--- Collection entries ---
===============

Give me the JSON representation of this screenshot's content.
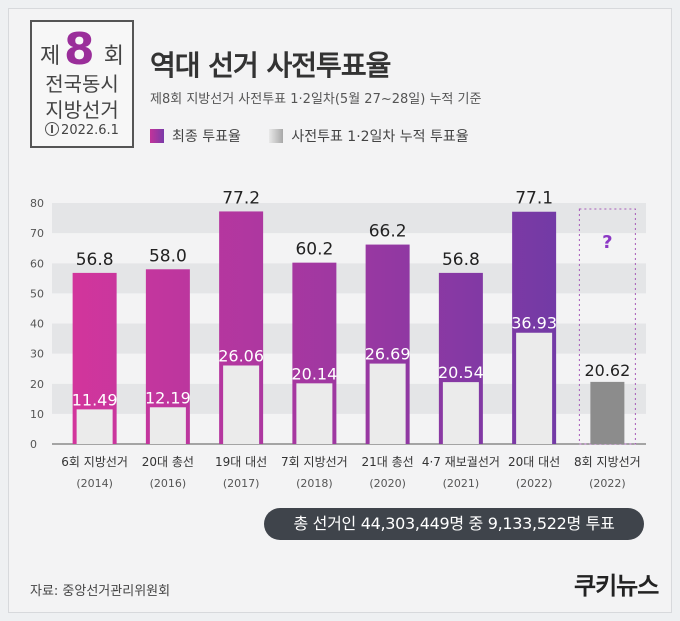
{
  "logo": {
    "top_left": "제",
    "number": "8",
    "top_right": "회",
    "line2": "전국동시",
    "line3": "지방선거",
    "date": "2022.6.1"
  },
  "header": {
    "title": "역대 선거 사전투표율",
    "subtitle": "제8회 지방선거 사전투표 1·2일차(5월 27~28일) 누적 기준"
  },
  "legend": {
    "final": "최종 투표율",
    "early": "사전투표 1·2일차 누적 투표율"
  },
  "summary_text": "총 선거인 44,303,449명 중 9,133,522명 투표",
  "source": "자료: 중앙선거관리위원회",
  "brand": {
    "text": "쿠키뉴스"
  },
  "colors": {
    "final_gradient_start": "#d5359c",
    "final_gradient_end": "#6e3aa6",
    "early_bar": "#ebebeb",
    "current_bar": "#8c8c8c",
    "question_mark": "#8b37c4",
    "band_dark": "#e4e5e7",
    "band_light": "#f3f3f4"
  },
  "chart_data": {
    "type": "bar",
    "categories": [
      "6회 지방선거",
      "20대 총선",
      "19대 대선",
      "7회 지방선거",
      "21대 총선",
      "4·7 재보궐선거",
      "20대 대선",
      "8회 지방선거"
    ],
    "category_years": [
      "(2014)",
      "(2016)",
      "(2017)",
      "(2018)",
      "(2020)",
      "(2021)",
      "(2022)",
      "(2022)"
    ],
    "series": [
      {
        "name": "최종 투표율",
        "values": [
          56.8,
          58.0,
          77.2,
          60.2,
          66.2,
          56.8,
          77.1,
          null
        ],
        "labels": [
          "56.8",
          "58.0",
          "77.2",
          "60.2",
          "66.2",
          "56.8",
          "77.1",
          "?"
        ]
      },
      {
        "name": "사전투표 1·2일차 누적 투표율",
        "values": [
          11.49,
          12.19,
          26.06,
          20.14,
          26.69,
          20.54,
          36.93,
          20.62
        ],
        "labels": [
          "11.49",
          "12.19",
          "26.06",
          "20.14",
          "26.69",
          "20.54",
          "36.93",
          "20.62"
        ]
      }
    ],
    "yticks": [
      "0",
      "10",
      "20",
      "30",
      "40",
      "50",
      "60",
      "70",
      "80"
    ],
    "ylim": [
      0,
      80
    ],
    "grid": "alternating horizontal bands"
  }
}
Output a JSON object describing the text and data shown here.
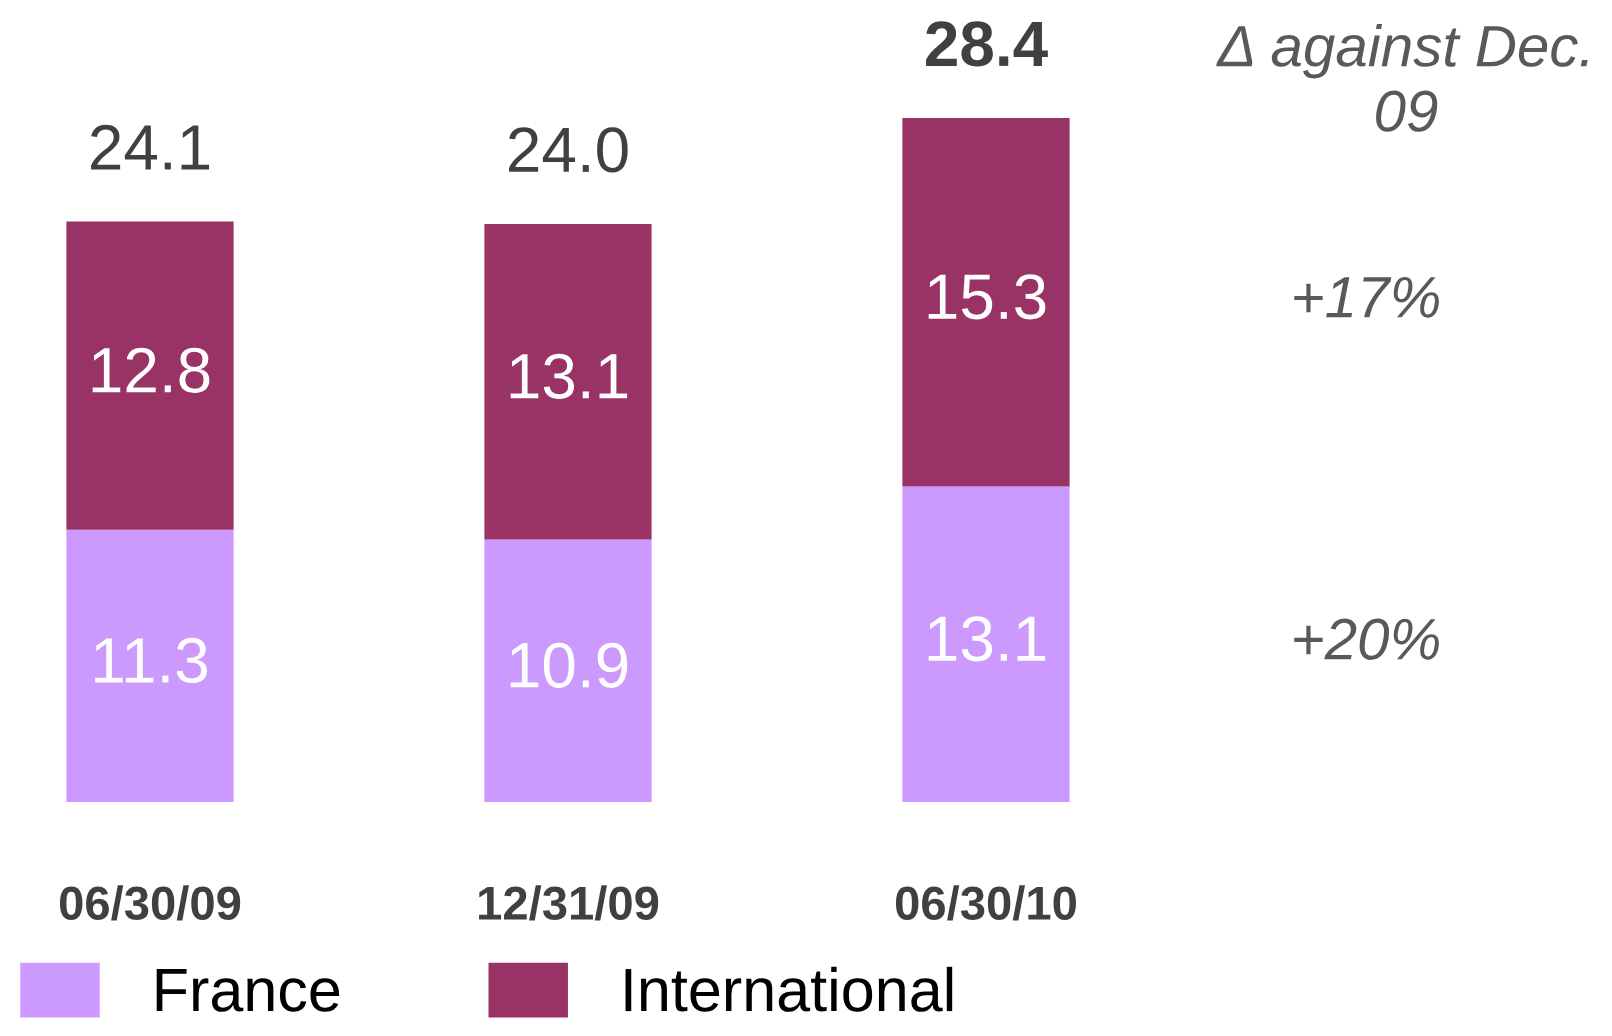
{
  "chart_data": {
    "type": "bar",
    "stacked": true,
    "categories": [
      "06/30/09",
      "12/31/09",
      "06/30/10"
    ],
    "series": [
      {
        "name": "France",
        "color": "#cc99ff",
        "values": [
          11.3,
          10.9,
          13.1
        ]
      },
      {
        "name": "International",
        "color": "#993366",
        "values": [
          12.8,
          13.1,
          15.3
        ]
      }
    ],
    "data_labels": true,
    "totals": [
      "24.1",
      "24.0",
      "28.4"
    ],
    "annotations": [
      "Δ against Dec. 09",
      "+17%",
      "+20%"
    ],
    "tick_labels": "x",
    "legend": "bottom left"
  }
}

===============

--- Task brief ---
Pictures are not part of the copy; output everything else in the records exactly.

--- Response to this exercise ---
Give me the JSON representation of this screenshot's content.
{
  "logo": {
    "top_left": "제",
    "number": "8",
    "top_right": "회",
    "line2": "전국동시",
    "line3": "지방선거",
    "date": "2022.6.1"
  },
  "header": {
    "title": "역대 선거 사전투표율",
    "subtitle": "제8회 지방선거 사전투표 1·2일차(5월 27~28일) 누적 기준"
  },
  "legend": {
    "final": "최종 투표율",
    "early": "사전투표 1·2일차 누적 투표율"
  },
  "summary_text": "총 선거인 44,303,449명 중 9,133,522명 투표",
  "source": "자료: 중앙선거관리위원회",
  "brand": {
    "text": "쿠키뉴스"
  },
  "colors": {
    "final_gradient_start": "#d5359c",
    "final_gradient_end": "#6e3aa6",
    "early_bar": "#ebebeb",
    "current_bar": "#8c8c8c",
    "question_mark": "#8b37c4",
    "band_dark": "#e4e5e7",
    "band_light": "#f3f3f4"
  },
  "chart_data": {
    "type": "bar",
    "categories": [
      "6회 지방선거",
      "20대 총선",
      "19대 대선",
      "7회 지방선거",
      "21대 총선",
      "4·7 재보궐선거",
      "20대 대선",
      "8회 지방선거"
    ],
    "category_years": [
      "(2014)",
      "(2016)",
      "(2017)",
      "(2018)",
      "(2020)",
      "(2021)",
      "(2022)",
      "(2022)"
    ],
    "series": [
      {
        "name": "최종 투표율",
        "values": [
          56.8,
          58.0,
          77.2,
          60.2,
          66.2,
          56.8,
          77.1,
          null
        ],
        "labels": [
          "56.8",
          "58.0",
          "77.2",
          "60.2",
          "66.2",
          "56.8",
          "77.1",
          "?"
        ]
      },
      {
        "name": "사전투표 1·2일차 누적 투표율",
        "values": [
          11.49,
          12.19,
          26.06,
          20.14,
          26.69,
          20.54,
          36.93,
          20.62
        ],
        "labels": [
          "11.49",
          "12.19",
          "26.06",
          "20.14",
          "26.69",
          "20.54",
          "36.93",
          "20.62"
        ]
      }
    ],
    "yticks": [
      "0",
      "10",
      "20",
      "30",
      "40",
      "50",
      "60",
      "70",
      "80"
    ],
    "ylim": [
      0,
      80
    ],
    "grid": "alternating horizontal bands"
  }
}
Output a JSON object describing the text and data shown here.
{
  "chart_data": {
    "type": "bar",
    "stacked": true,
    "categories": [
      "06/30/09",
      "12/31/09",
      "06/30/10"
    ],
    "series": [
      {
        "name": "France",
        "color": "#cc99ff",
        "values": [
          11.3,
          10.9,
          13.1
        ]
      },
      {
        "name": "International",
        "color": "#993366",
        "values": [
          12.8,
          13.1,
          15.3
        ]
      }
    ],
    "data_labels": true,
    "totals": [
      "24.1",
      "24.0",
      "28.4"
    ],
    "annotations": [
      "Δ against Dec. 09",
      "+17%",
      "+20%"
    ],
    "tick_labels": "x",
    "legend": "bottom left"
  }
}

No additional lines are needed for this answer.